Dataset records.
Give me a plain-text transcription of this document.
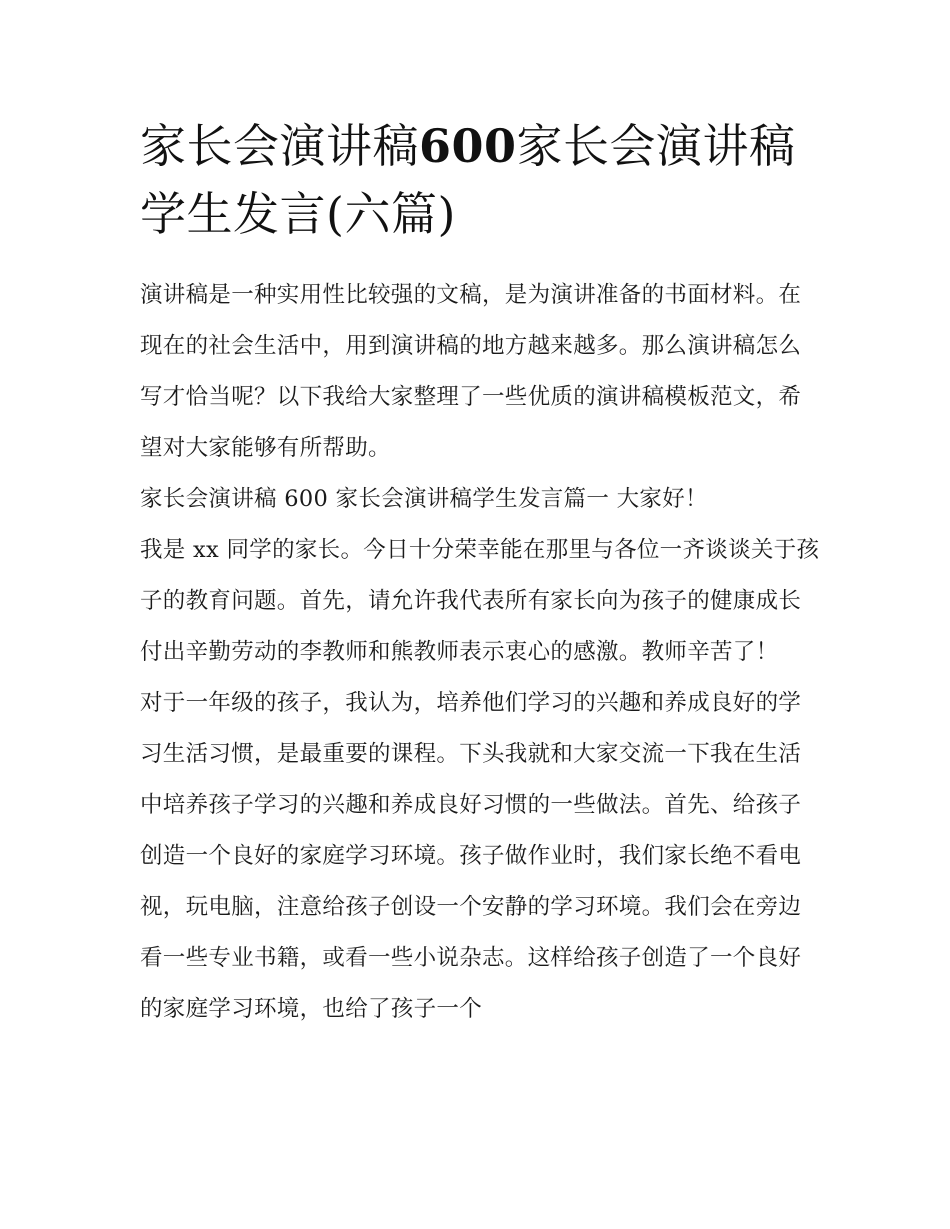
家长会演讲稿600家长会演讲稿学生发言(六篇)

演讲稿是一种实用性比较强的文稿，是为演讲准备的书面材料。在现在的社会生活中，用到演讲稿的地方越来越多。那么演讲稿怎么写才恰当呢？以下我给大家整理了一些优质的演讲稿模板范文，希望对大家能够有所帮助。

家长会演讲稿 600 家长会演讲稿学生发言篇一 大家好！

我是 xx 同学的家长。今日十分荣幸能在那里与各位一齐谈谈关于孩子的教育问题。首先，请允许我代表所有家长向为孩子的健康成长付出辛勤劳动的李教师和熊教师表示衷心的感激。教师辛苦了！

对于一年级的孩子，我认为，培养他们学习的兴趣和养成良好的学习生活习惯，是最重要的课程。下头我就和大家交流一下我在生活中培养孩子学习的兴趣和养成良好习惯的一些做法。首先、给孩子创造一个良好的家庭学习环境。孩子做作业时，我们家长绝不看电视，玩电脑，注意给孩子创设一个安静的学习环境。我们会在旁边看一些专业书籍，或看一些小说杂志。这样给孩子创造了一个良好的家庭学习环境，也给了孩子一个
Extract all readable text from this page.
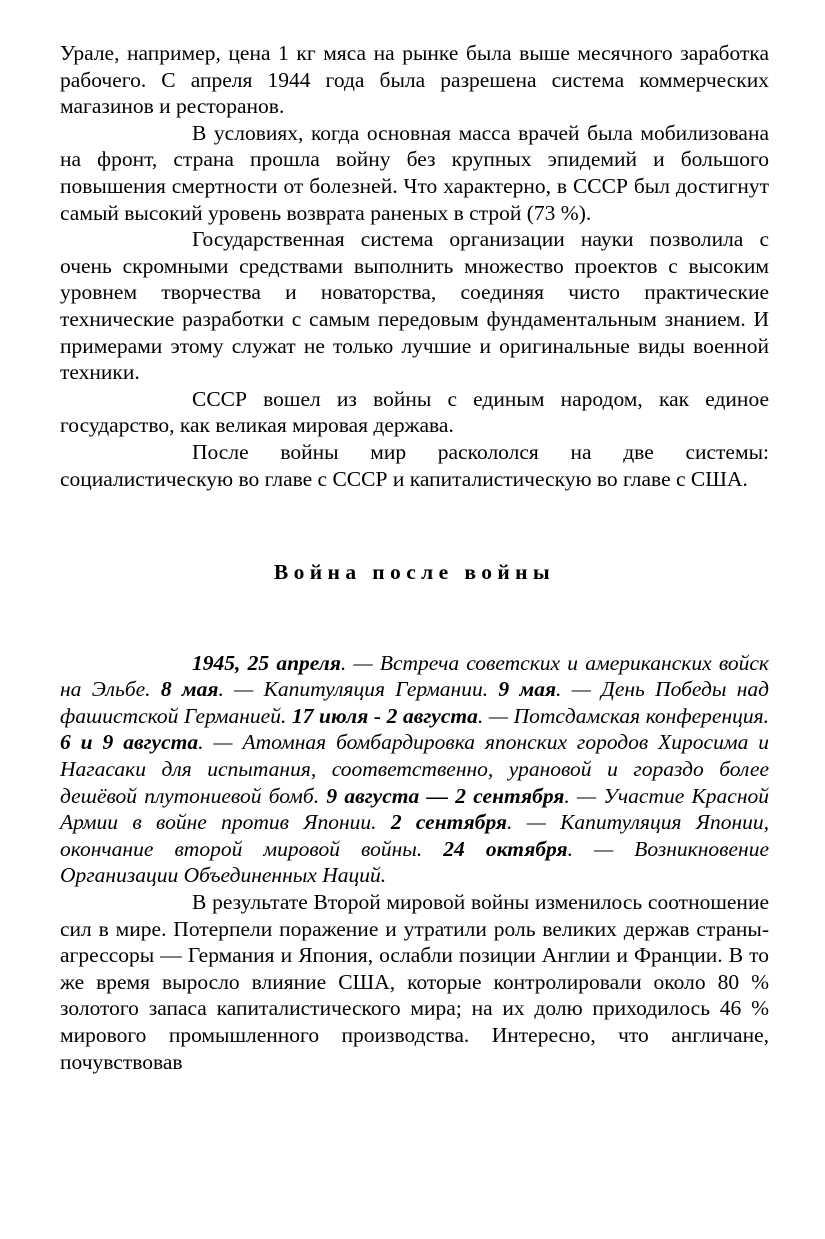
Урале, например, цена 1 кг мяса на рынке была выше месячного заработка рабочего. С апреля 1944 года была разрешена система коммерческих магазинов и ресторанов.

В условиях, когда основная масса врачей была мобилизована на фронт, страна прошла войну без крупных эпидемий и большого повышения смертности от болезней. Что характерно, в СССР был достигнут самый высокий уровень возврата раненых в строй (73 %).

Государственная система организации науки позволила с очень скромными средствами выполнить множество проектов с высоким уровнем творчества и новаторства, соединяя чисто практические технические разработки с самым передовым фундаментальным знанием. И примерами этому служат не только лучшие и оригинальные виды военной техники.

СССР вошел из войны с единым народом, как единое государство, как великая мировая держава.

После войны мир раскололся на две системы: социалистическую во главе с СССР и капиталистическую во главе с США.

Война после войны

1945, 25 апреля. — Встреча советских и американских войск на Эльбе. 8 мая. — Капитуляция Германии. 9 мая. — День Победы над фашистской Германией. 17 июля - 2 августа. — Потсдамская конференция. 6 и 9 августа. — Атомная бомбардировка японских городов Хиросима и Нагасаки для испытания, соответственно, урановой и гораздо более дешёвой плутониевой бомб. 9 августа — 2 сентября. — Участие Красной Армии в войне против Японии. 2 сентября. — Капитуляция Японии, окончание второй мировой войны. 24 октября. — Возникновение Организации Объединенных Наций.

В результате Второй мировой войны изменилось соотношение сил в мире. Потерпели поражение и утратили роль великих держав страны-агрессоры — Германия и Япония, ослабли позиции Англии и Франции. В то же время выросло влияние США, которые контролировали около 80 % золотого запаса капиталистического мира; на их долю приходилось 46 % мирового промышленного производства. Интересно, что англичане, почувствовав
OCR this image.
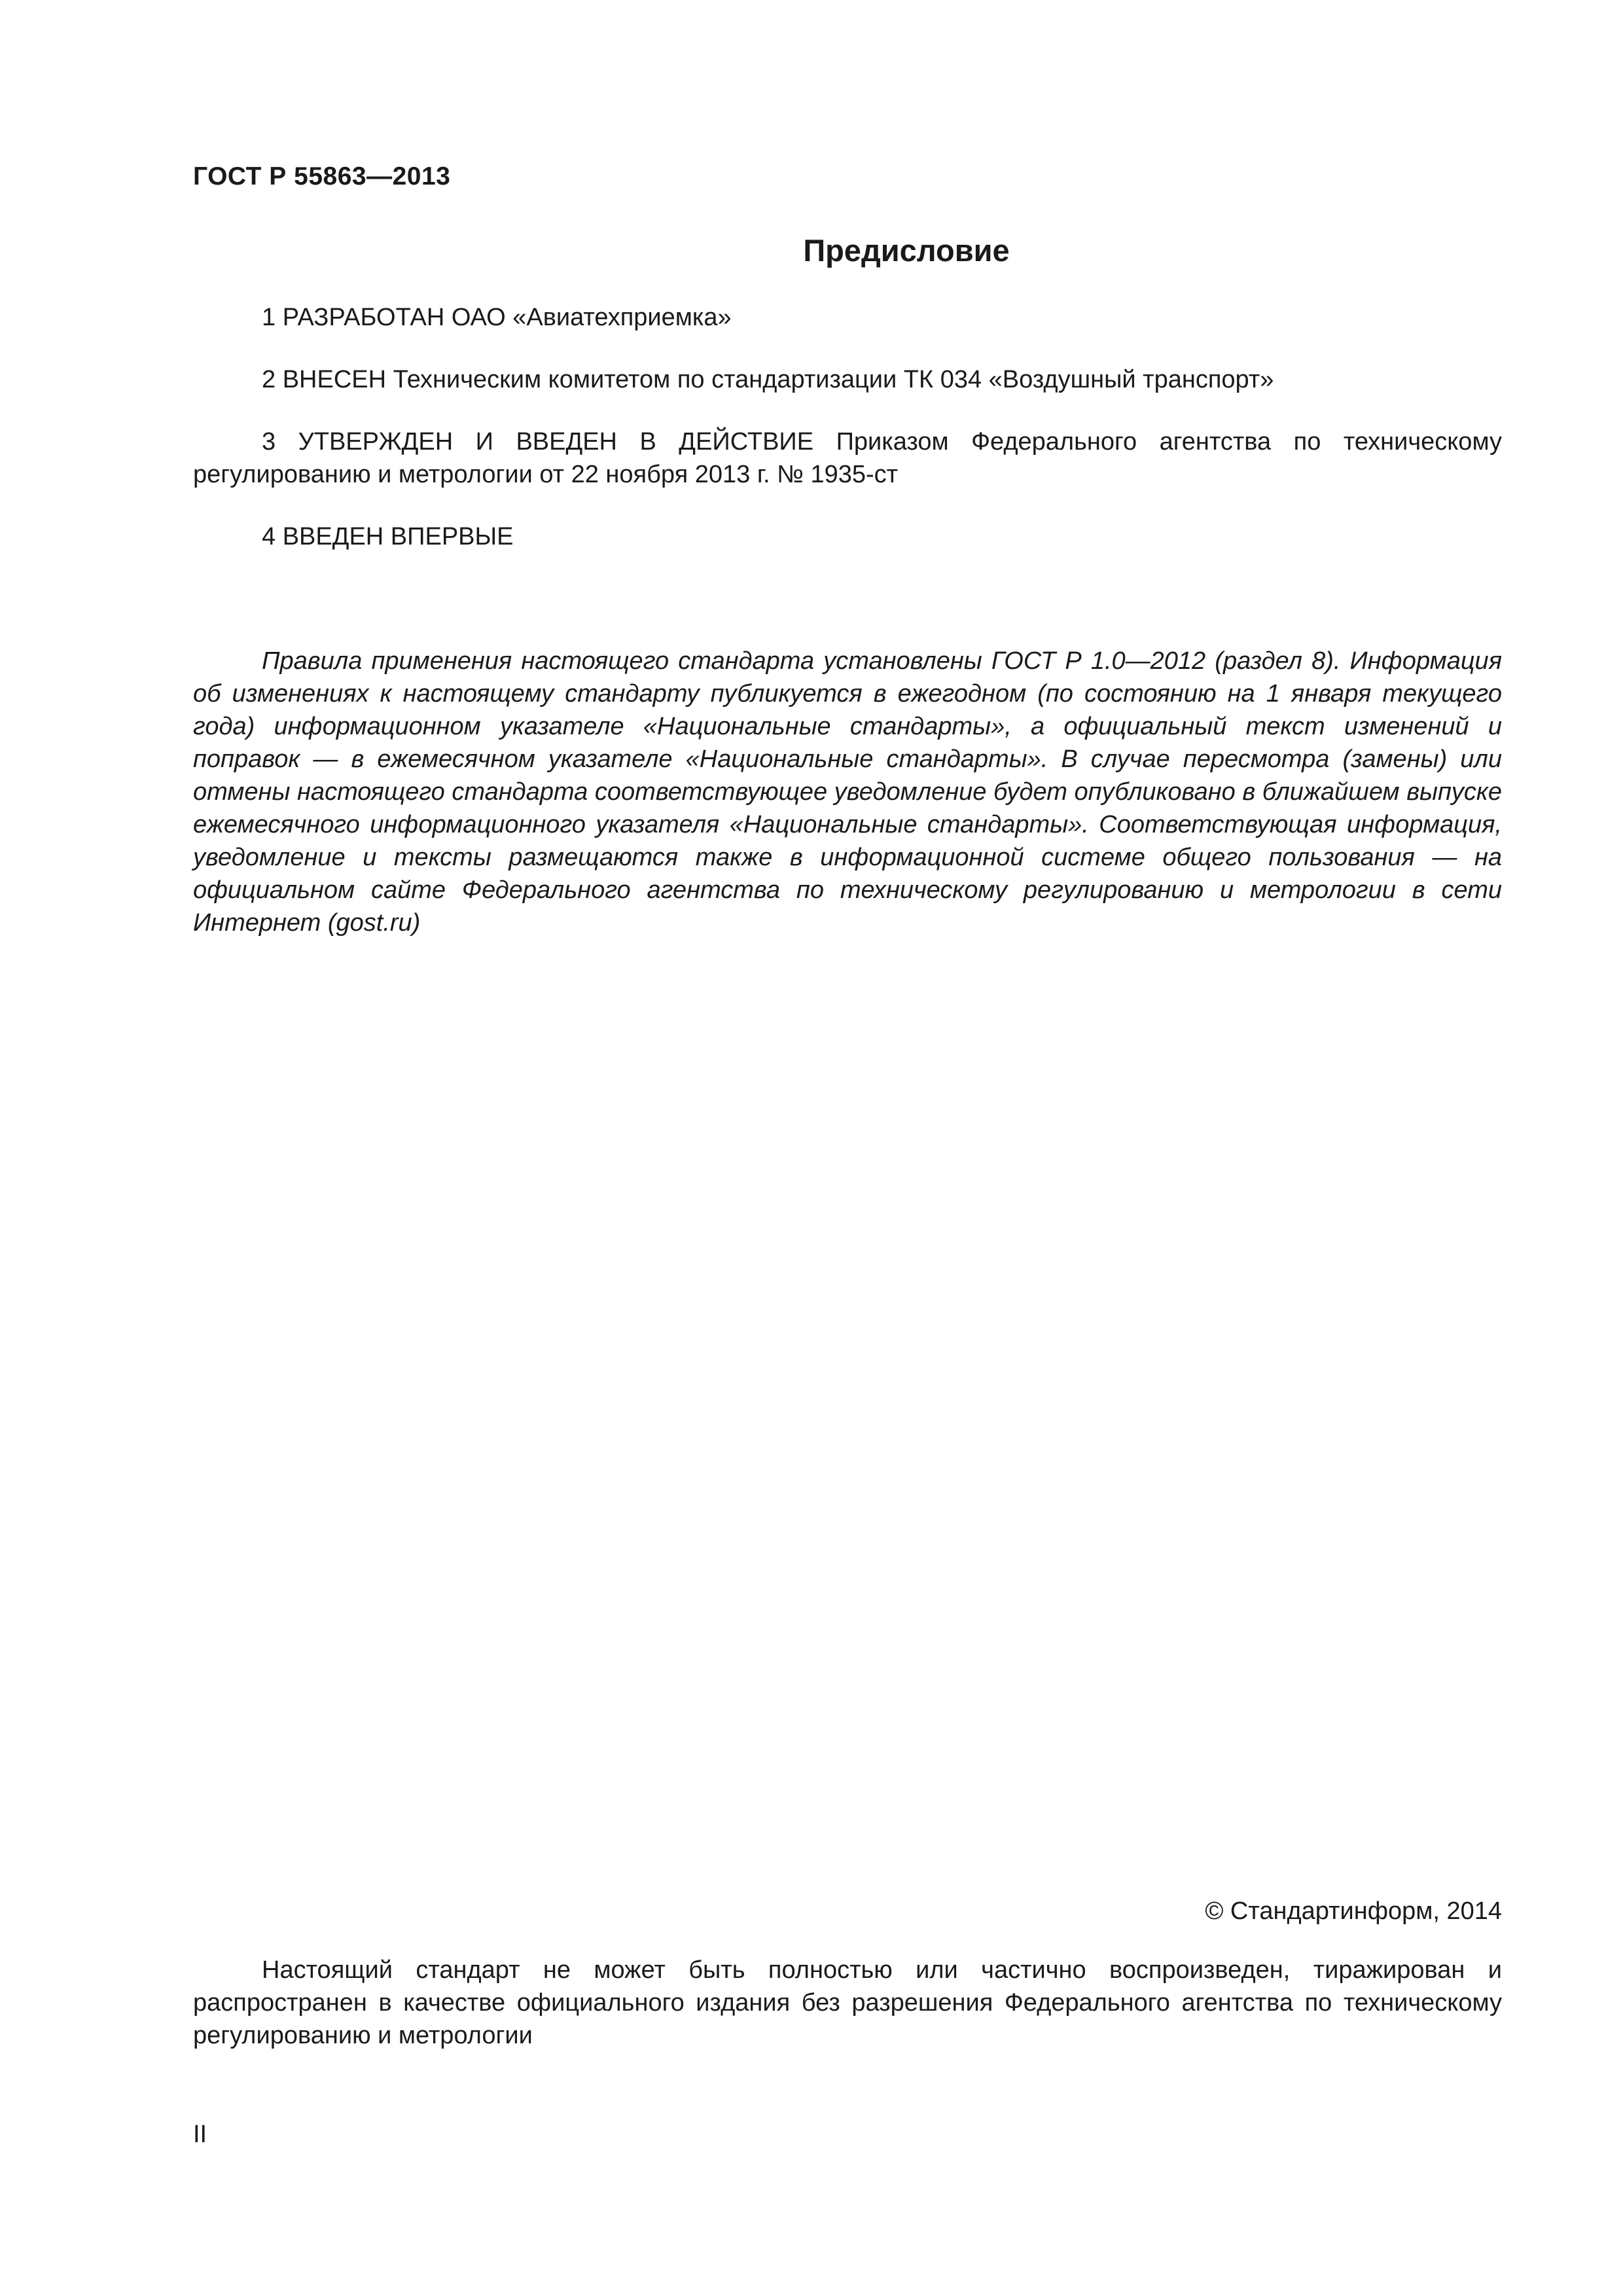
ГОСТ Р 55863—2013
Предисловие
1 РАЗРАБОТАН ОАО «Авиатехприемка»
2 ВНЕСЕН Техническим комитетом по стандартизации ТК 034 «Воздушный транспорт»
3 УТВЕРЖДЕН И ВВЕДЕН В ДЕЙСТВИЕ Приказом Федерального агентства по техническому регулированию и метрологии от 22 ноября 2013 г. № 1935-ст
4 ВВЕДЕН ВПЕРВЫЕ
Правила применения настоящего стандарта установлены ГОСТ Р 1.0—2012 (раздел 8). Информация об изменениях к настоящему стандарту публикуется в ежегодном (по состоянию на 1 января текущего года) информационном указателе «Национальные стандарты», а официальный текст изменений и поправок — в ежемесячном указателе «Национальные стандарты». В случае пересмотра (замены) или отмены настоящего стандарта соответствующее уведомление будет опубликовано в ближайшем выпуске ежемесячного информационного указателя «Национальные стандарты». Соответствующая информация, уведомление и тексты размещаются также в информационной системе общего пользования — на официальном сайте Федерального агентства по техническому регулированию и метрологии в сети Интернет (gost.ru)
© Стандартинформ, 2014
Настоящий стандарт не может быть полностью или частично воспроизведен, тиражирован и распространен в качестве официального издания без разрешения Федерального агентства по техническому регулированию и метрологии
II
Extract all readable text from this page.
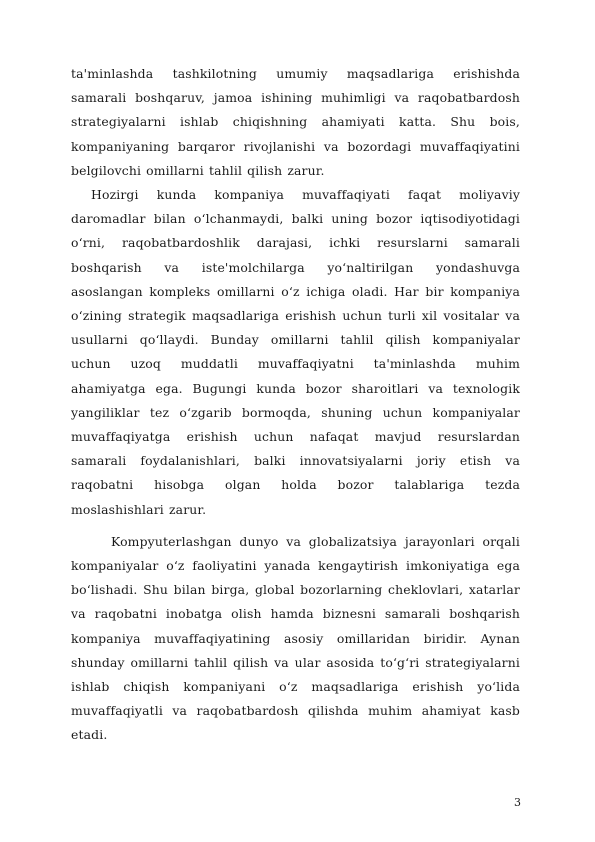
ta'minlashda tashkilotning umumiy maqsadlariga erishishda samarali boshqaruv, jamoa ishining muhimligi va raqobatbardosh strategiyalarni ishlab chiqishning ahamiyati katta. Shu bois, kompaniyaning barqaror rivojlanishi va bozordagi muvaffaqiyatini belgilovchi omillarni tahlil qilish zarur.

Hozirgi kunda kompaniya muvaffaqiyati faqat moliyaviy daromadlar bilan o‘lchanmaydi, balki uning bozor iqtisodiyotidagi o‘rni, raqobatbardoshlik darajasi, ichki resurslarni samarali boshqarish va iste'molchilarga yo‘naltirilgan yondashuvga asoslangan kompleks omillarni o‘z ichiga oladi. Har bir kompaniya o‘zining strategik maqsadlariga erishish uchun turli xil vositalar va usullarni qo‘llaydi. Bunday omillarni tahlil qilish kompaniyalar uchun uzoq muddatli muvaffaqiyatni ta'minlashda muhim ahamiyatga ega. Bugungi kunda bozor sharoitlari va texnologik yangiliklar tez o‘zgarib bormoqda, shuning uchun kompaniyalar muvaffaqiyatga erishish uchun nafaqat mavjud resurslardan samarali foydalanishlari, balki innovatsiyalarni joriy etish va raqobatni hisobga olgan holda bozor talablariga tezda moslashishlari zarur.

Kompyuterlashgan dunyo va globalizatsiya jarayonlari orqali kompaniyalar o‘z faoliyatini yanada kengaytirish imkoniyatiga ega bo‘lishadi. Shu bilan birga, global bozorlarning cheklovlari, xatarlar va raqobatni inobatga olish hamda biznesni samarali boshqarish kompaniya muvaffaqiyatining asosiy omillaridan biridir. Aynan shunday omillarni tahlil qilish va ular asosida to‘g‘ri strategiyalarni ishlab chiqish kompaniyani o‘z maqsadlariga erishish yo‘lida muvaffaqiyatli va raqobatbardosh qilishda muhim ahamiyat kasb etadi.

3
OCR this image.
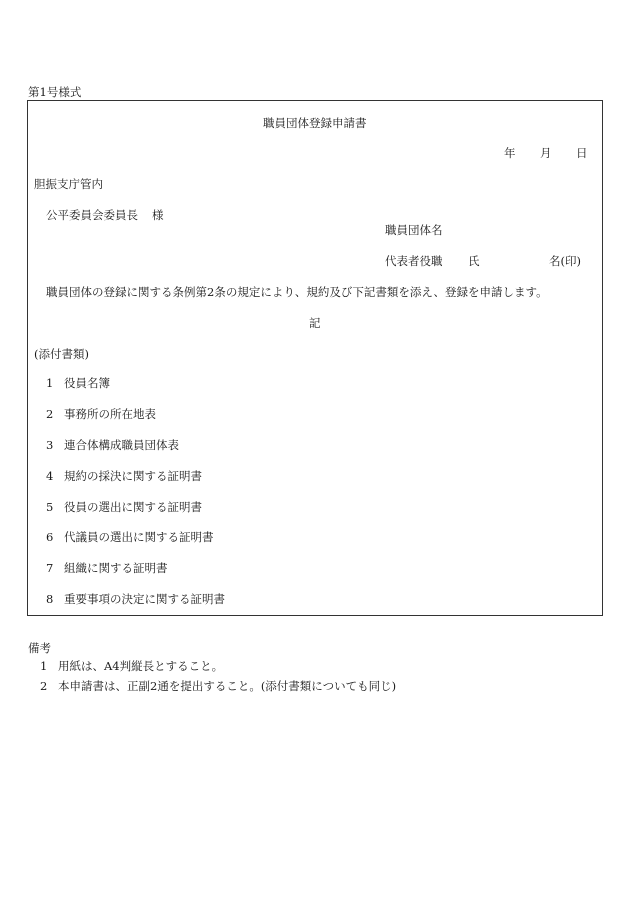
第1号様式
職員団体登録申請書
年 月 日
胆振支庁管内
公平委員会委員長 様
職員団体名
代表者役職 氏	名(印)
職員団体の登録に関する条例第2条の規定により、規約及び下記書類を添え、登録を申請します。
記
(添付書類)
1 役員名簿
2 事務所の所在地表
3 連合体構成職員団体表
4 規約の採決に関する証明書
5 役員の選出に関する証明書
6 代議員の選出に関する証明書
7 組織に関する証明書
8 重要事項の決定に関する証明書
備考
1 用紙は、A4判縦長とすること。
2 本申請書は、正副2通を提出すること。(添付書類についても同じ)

Stated exercise. Identify and copy lines that hold the string "ГОСТ".

Correct result.
ГОСТ Р 55863—2013
Правила применения настоящего стандарта установлены ГОСТ Р 1.0—2012 (раздел 8). Информация об изменениях к настоящему стандарту публикуется в ежегодном (по состоянию на 1 января текущего года) информационном указателе «Национальные стандарты», а официальный текст изменений и поправок — в ежемесячном указателе «Национальные стандарты». В случае пересмотра (замены) или отмены настоящего стандарта соответствующее уведомление будет опубликовано в ближайшем выпуске ежемесячного информационного указателя «Национальные стандарты». Соответствующая информация, уведомление и тексты размещаются также в информационной системе общего пользования — на официальном сайте Федерального агентства по техническому регулированию и метрологии в сети Интернет (gost.ru)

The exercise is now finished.